Stated goal >> Reproduce the entries between the lines holding "members-label: Members <box>49" and "remove-chip-icon[interactable] <box>228 490", inclusive, and nothing else.

Dataset extract >>
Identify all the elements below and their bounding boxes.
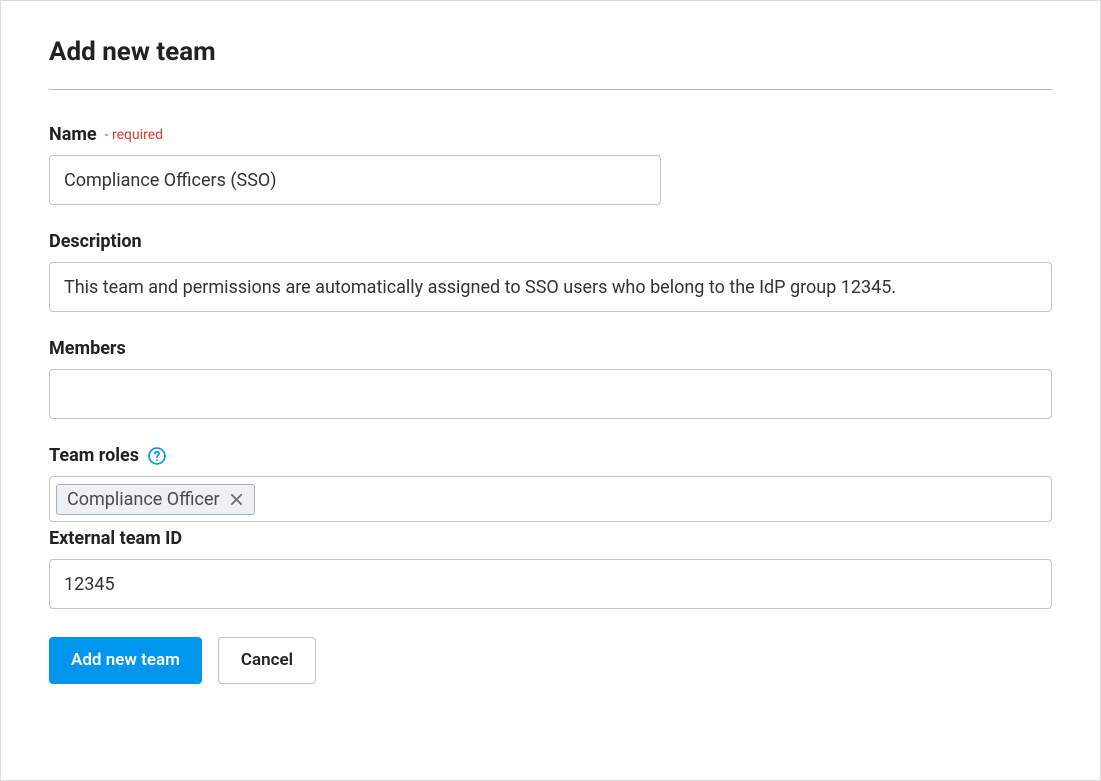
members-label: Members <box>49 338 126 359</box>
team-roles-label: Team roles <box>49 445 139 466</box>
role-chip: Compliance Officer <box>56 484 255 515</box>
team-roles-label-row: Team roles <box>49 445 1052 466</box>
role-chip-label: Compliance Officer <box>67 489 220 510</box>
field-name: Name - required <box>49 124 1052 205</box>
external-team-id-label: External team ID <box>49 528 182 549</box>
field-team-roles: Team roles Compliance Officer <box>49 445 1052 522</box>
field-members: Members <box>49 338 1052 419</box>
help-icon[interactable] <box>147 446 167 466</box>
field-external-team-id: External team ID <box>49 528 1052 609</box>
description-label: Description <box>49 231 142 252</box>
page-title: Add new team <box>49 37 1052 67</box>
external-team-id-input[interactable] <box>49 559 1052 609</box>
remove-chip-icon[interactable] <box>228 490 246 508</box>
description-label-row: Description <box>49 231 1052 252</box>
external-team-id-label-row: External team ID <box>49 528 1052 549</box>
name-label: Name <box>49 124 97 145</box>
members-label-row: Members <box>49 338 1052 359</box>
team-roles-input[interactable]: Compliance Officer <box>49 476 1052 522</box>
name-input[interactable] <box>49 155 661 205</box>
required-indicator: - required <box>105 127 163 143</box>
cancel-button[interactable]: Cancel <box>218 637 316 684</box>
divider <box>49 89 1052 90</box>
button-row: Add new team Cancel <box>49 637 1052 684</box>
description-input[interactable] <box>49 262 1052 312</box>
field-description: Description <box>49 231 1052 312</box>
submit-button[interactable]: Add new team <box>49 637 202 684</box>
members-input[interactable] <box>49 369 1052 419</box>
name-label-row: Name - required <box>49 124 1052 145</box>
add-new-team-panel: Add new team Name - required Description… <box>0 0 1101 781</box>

--

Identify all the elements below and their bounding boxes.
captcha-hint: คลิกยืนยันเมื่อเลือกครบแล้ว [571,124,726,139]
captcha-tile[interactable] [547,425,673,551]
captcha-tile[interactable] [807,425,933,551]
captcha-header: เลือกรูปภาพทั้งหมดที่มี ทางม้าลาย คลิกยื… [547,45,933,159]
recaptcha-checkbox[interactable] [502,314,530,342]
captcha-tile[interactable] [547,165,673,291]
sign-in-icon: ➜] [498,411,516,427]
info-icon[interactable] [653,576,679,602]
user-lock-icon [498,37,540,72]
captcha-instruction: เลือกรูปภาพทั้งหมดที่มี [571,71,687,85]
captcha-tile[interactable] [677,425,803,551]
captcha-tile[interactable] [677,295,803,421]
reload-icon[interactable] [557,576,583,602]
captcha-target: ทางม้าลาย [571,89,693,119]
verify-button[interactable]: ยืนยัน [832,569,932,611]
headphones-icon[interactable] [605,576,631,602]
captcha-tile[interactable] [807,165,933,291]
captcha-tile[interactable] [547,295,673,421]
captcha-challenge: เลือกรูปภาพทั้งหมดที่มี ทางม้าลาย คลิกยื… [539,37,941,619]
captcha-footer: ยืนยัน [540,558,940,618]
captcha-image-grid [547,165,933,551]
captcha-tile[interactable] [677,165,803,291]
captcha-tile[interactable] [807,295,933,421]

...

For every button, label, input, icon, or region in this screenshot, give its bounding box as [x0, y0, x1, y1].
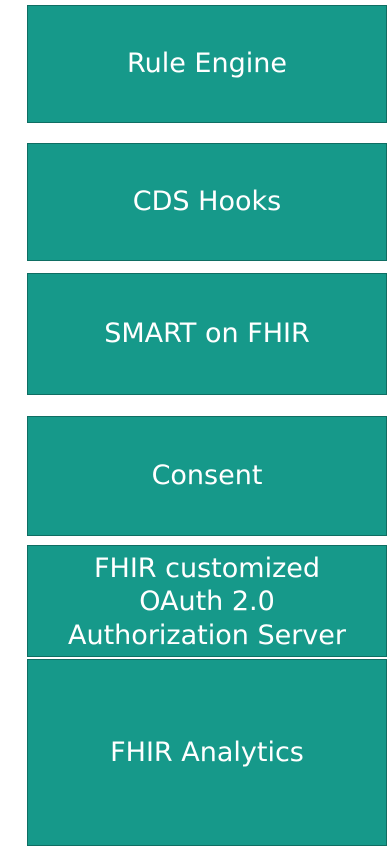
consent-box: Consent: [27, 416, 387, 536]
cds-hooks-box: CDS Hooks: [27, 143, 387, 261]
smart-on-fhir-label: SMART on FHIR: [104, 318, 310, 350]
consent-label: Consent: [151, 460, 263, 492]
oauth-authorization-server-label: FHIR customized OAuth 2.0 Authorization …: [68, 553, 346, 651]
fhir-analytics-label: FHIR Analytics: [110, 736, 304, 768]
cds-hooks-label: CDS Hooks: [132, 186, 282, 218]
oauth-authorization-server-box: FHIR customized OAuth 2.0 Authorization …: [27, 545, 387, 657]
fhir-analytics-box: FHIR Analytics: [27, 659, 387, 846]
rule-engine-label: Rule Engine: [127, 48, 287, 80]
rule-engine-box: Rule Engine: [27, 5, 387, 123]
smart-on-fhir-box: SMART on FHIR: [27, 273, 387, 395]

In response >>
members-label: Members <box>49 338 126 359</box>
team-roles-label: Team roles <box>49 445 139 466</box>
role-chip: Compliance Officer <box>56 484 255 515</box>
team-roles-label-row: Team roles <box>49 445 1052 466</box>
role-chip-label: Compliance Officer <box>67 489 220 510</box>
field-name: Name - required <box>49 124 1052 205</box>
external-team-id-label: External team ID <box>49 528 182 549</box>
field-team-roles: Team roles Compliance Officer <box>49 445 1052 522</box>
field-members: Members <box>49 338 1052 419</box>
help-icon[interactable] <box>147 446 167 466</box>
field-external-team-id: External team ID <box>49 528 1052 609</box>
description-label: Description <box>49 231 142 252</box>
page-title: Add new team <box>49 37 1052 67</box>
external-team-id-input[interactable] <box>49 559 1052 609</box>
remove-chip-icon[interactable] <box>228 490 246 508</box>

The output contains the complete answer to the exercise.